Work out how many lines of the listing hold the string "HTML", then answer with that number and nothing else.

§ Provided data
____________________

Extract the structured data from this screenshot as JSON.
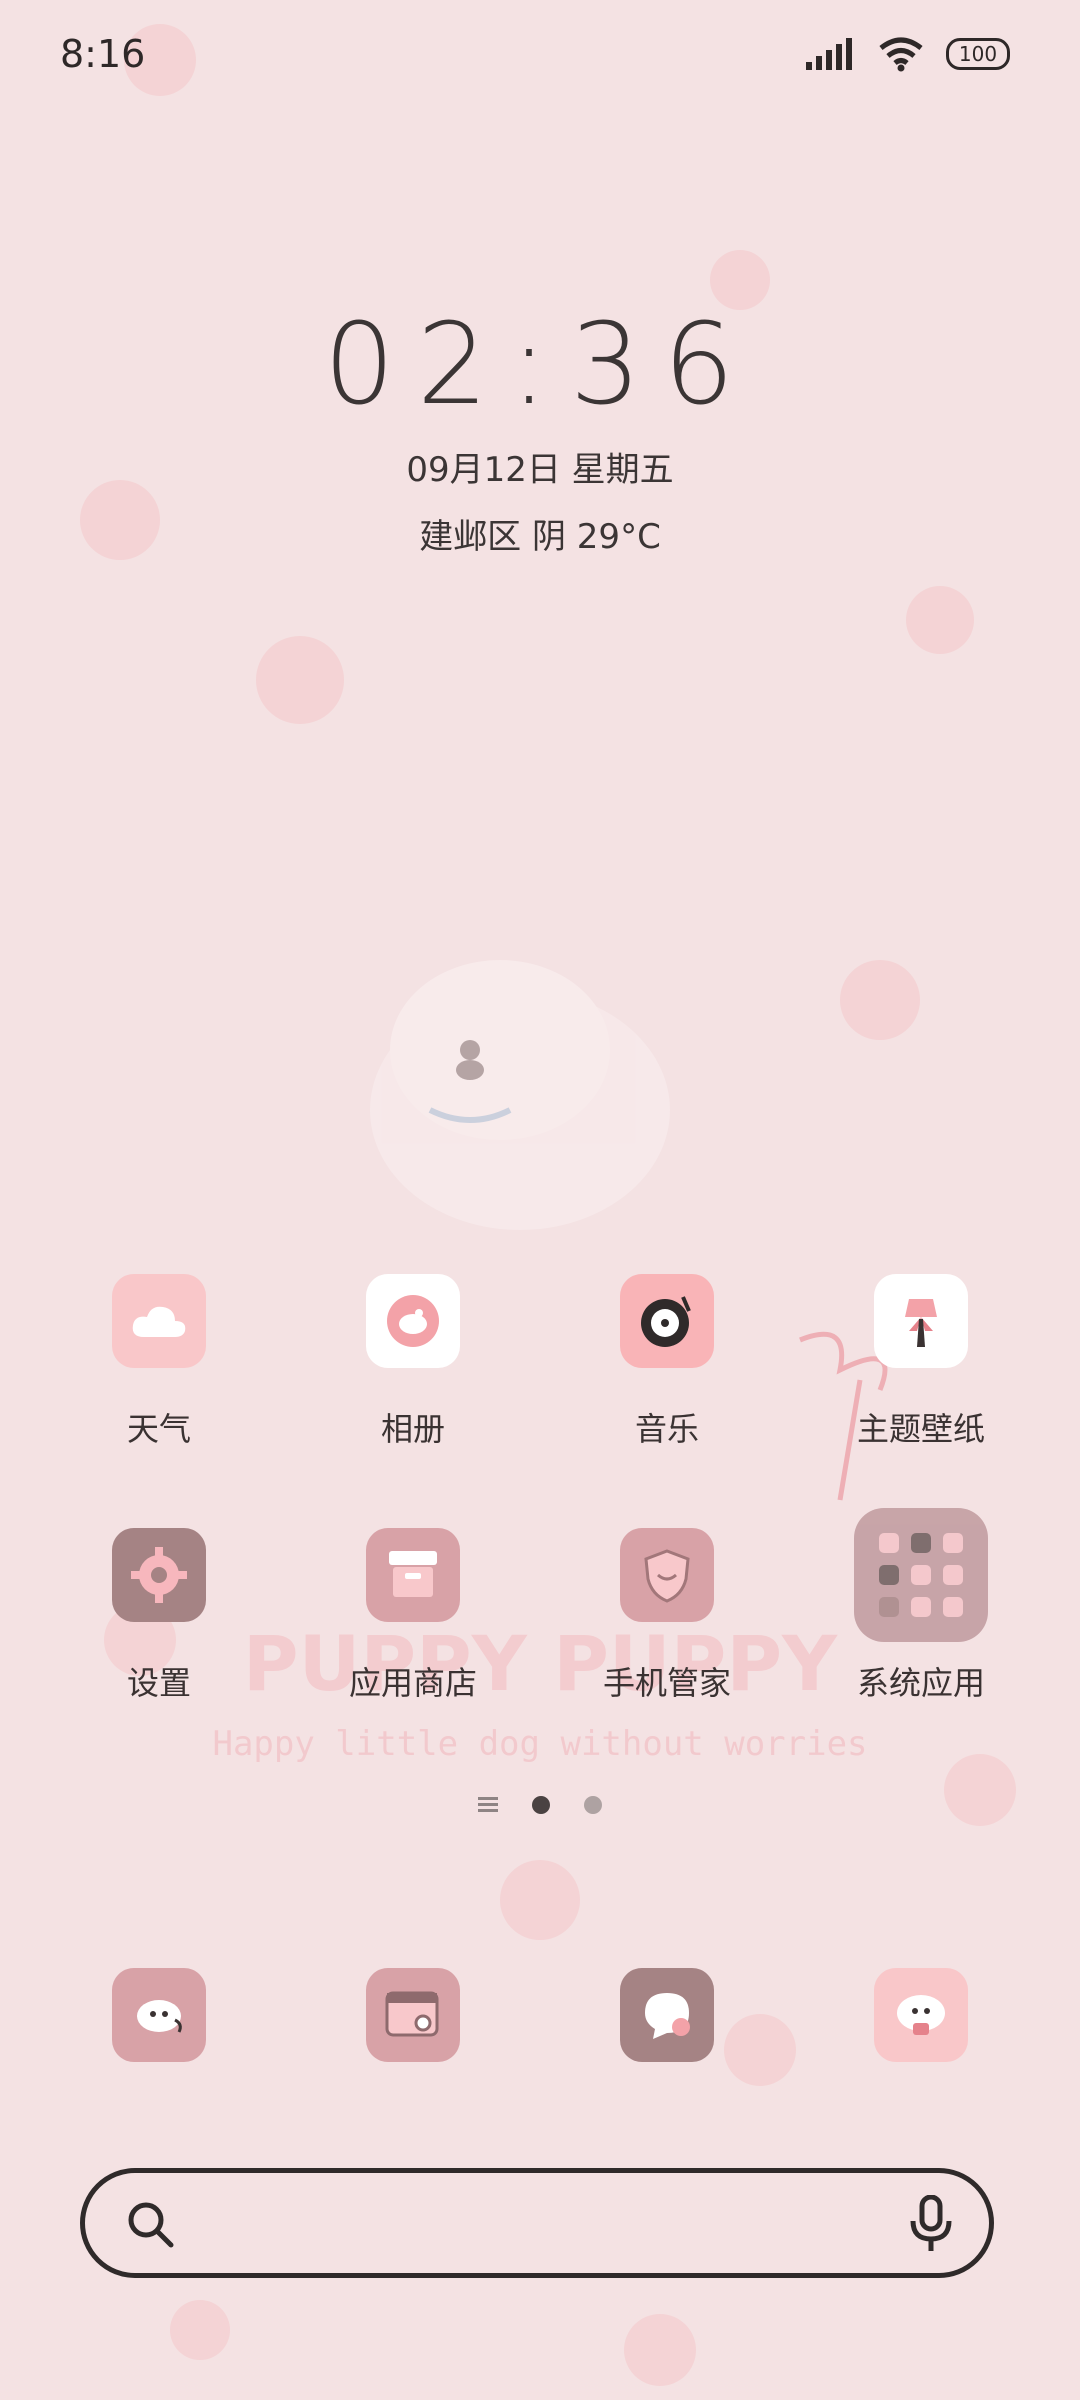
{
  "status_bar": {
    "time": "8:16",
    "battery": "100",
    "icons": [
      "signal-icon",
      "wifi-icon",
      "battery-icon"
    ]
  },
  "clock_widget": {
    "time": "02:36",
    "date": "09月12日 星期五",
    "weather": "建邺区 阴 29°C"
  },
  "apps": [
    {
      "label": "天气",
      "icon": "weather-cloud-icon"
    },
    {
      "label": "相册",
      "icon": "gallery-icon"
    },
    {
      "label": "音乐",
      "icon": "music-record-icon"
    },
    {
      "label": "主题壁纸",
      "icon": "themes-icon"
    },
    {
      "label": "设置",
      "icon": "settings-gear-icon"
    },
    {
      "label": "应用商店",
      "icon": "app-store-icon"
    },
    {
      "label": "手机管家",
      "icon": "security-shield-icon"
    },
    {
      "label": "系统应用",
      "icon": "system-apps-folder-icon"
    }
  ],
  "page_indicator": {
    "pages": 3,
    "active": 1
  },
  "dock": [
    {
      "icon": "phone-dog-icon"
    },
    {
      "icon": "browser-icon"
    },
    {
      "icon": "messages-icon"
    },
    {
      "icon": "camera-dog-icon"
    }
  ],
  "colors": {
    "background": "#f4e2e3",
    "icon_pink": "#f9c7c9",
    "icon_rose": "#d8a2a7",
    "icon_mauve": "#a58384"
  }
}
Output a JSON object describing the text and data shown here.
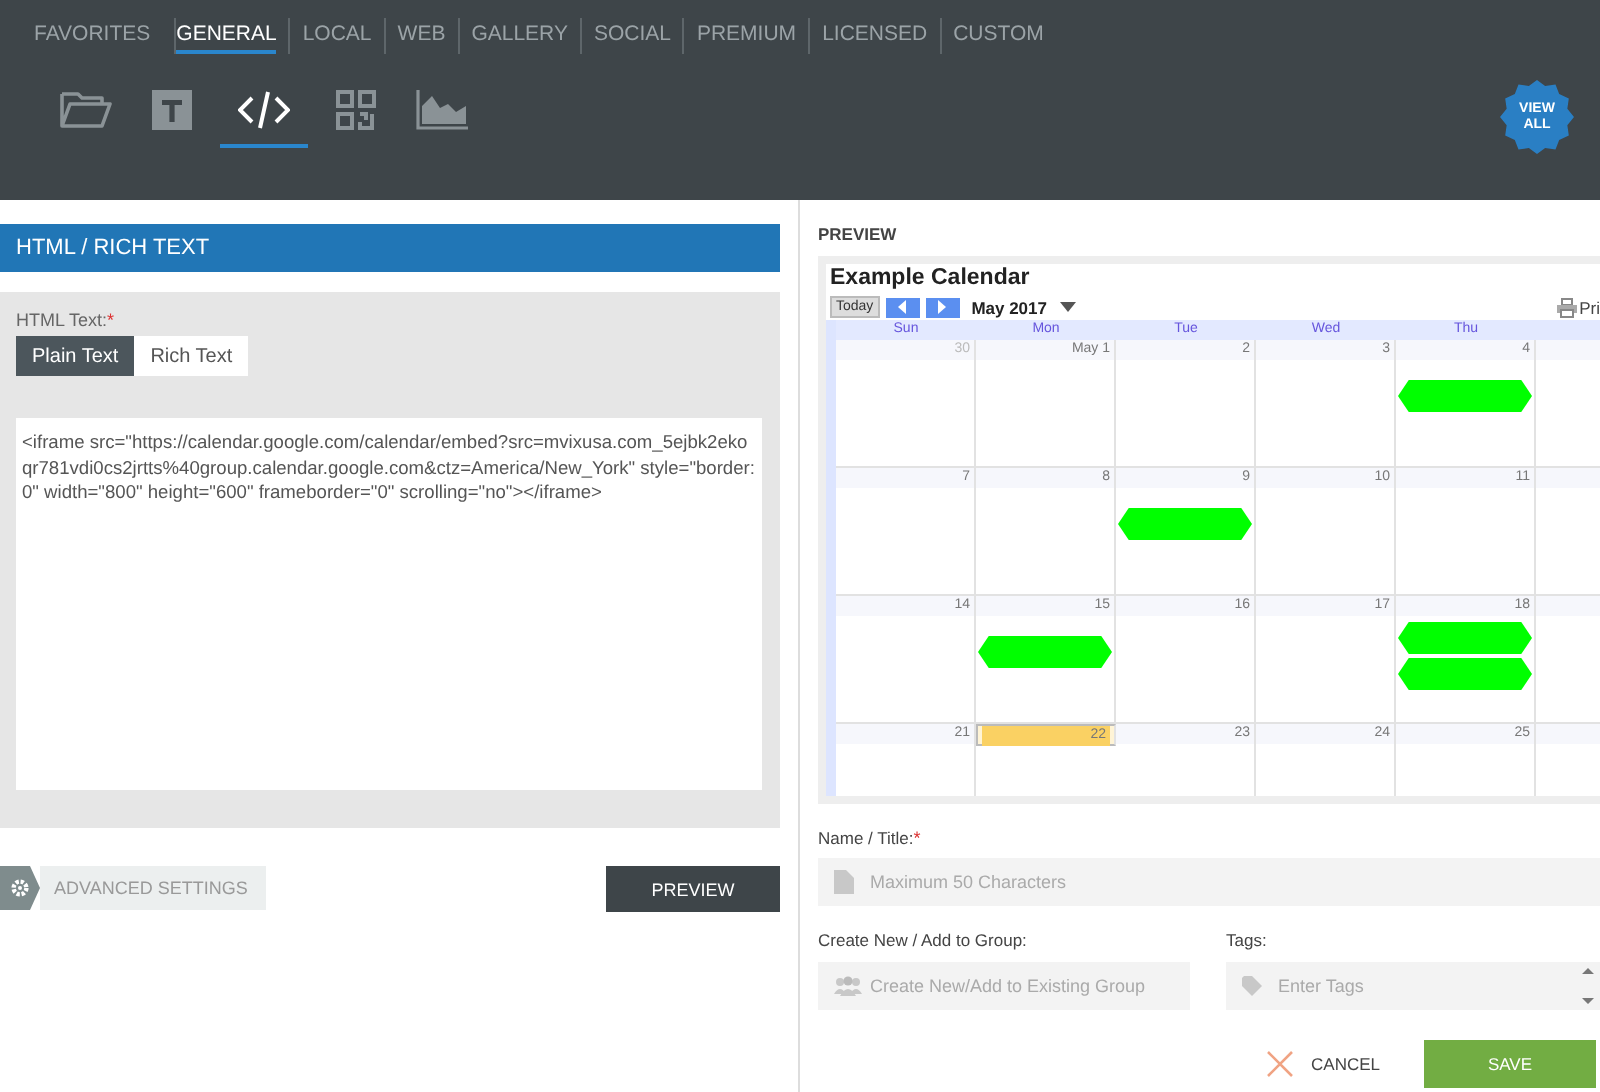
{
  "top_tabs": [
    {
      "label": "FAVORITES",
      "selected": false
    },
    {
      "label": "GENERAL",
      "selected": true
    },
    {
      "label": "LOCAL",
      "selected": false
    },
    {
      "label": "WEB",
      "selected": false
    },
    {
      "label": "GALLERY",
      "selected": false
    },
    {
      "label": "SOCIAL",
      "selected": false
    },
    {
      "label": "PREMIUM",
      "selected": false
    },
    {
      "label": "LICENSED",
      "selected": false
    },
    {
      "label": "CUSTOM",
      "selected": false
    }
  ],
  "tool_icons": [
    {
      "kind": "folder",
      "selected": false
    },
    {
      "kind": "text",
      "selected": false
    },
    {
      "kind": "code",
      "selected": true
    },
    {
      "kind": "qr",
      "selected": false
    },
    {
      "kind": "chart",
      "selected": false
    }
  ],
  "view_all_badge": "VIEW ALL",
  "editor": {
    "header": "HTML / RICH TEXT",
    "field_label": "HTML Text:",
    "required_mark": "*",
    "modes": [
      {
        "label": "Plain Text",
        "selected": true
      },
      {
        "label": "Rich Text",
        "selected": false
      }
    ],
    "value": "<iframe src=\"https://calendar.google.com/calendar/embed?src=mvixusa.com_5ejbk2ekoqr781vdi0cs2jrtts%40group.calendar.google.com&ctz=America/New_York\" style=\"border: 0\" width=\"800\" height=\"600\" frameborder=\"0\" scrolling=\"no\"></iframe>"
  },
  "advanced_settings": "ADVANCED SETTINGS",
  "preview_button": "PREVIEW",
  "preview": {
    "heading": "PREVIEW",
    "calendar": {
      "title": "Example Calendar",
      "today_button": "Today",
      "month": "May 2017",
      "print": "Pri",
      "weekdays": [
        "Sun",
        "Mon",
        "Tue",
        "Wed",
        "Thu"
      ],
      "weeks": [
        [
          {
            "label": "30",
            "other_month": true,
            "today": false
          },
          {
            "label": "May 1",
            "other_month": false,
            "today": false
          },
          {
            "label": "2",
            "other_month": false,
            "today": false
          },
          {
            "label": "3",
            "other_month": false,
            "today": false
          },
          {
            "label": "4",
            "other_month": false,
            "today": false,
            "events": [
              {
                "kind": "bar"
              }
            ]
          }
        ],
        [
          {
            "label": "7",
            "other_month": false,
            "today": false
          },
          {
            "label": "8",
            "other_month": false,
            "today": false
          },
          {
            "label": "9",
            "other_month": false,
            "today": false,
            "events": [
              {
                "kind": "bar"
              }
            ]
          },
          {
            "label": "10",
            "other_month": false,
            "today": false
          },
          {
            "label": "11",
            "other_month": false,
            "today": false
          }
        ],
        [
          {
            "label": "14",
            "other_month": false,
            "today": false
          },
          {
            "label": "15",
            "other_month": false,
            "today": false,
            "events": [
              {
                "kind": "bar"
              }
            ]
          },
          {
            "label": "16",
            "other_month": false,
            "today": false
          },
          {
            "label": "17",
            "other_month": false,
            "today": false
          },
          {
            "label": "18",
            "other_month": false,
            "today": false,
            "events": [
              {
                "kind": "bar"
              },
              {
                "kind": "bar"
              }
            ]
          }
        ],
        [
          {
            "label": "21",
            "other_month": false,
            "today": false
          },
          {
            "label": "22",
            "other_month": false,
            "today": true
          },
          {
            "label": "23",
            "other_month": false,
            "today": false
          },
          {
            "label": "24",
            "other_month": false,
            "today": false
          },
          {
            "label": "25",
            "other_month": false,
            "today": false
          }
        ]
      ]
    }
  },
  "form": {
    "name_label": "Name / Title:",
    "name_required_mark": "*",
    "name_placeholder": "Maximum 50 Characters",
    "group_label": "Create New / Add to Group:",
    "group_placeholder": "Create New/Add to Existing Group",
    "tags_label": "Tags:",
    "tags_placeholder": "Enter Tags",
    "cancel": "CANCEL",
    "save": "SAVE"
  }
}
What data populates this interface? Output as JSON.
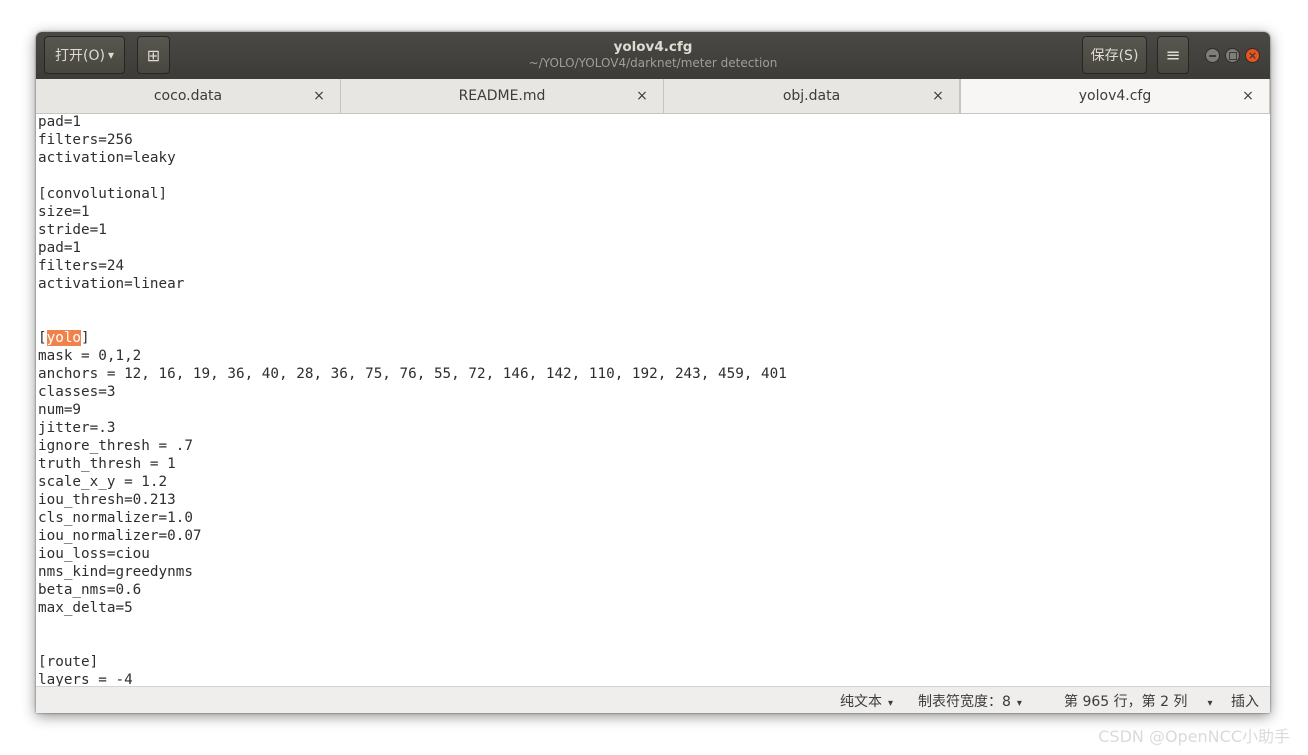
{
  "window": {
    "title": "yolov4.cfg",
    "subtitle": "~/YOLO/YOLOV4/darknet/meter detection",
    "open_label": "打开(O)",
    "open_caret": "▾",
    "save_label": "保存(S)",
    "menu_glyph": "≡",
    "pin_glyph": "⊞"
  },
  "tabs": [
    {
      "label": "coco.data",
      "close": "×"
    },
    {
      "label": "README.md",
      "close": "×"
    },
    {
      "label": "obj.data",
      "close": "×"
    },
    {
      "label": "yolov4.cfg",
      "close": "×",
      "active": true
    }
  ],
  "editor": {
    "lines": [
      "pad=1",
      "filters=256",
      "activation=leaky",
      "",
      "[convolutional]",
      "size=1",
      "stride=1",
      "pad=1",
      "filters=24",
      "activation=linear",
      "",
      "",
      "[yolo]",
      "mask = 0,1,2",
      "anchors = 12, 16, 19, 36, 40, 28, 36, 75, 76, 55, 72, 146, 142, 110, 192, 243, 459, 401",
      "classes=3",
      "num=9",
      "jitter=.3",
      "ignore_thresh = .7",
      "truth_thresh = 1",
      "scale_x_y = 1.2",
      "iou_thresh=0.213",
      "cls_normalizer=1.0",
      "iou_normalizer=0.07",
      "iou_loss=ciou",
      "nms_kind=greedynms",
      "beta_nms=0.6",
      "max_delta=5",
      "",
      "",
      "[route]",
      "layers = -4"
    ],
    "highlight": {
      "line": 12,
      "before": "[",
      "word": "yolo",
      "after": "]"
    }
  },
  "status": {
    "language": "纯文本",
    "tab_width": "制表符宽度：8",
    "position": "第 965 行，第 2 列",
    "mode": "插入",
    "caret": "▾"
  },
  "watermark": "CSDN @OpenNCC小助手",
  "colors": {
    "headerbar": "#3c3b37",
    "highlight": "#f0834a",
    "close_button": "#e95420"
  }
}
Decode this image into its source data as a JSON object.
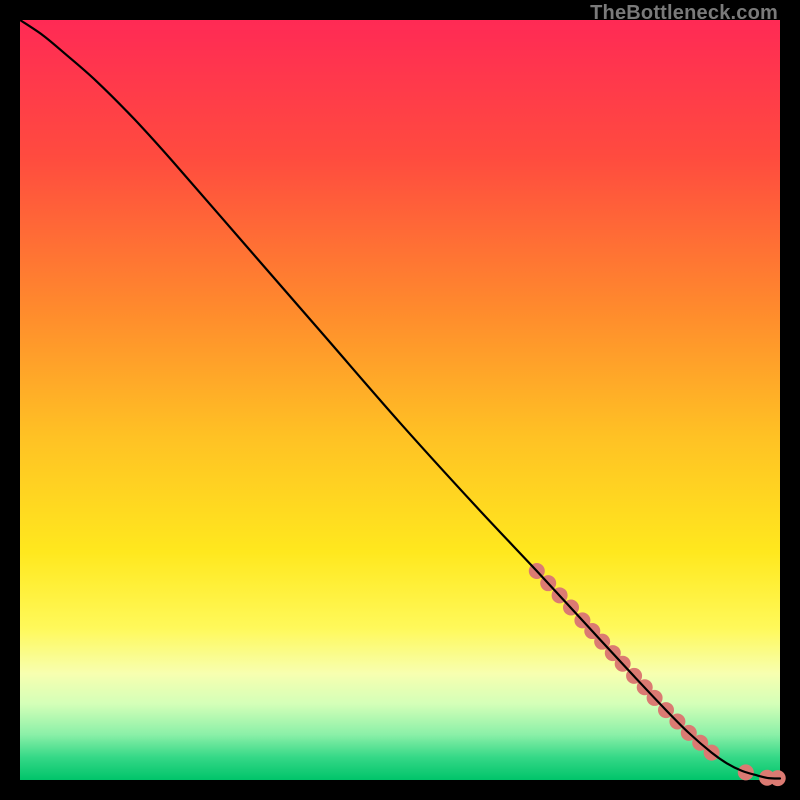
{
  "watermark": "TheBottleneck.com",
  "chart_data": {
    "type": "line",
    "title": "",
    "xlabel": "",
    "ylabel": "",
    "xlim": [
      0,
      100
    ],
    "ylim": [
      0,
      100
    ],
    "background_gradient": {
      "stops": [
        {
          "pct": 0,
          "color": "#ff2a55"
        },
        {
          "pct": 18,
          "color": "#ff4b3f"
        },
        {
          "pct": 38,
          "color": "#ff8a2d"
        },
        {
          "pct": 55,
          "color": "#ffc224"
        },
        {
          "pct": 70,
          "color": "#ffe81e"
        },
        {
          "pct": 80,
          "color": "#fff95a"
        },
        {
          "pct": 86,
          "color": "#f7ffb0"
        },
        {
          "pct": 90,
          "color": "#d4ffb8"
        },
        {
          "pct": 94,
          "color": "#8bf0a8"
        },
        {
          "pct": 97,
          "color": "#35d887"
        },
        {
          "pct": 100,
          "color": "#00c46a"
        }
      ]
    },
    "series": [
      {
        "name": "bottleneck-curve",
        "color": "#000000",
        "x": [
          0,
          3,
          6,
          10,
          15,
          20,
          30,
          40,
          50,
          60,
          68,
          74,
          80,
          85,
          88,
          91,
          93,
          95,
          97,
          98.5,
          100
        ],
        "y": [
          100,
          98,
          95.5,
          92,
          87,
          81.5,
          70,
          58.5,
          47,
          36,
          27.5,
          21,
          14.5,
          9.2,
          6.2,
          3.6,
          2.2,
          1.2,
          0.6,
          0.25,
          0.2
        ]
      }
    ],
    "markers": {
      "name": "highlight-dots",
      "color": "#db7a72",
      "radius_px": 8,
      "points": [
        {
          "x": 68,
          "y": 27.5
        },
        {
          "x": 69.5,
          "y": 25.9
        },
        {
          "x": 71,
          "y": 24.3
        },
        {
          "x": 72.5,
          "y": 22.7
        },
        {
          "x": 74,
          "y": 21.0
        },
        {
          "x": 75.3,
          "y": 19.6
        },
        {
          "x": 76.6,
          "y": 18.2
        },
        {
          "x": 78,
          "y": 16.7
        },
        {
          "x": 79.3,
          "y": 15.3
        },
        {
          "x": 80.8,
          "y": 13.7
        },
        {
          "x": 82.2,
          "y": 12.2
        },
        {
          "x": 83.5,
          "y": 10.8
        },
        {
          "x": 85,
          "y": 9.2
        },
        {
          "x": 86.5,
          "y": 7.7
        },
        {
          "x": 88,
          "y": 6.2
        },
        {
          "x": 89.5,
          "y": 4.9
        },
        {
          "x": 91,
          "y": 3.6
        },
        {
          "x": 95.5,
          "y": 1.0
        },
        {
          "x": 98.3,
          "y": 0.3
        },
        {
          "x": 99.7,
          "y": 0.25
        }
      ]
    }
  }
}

____________________

§ Response to this task
2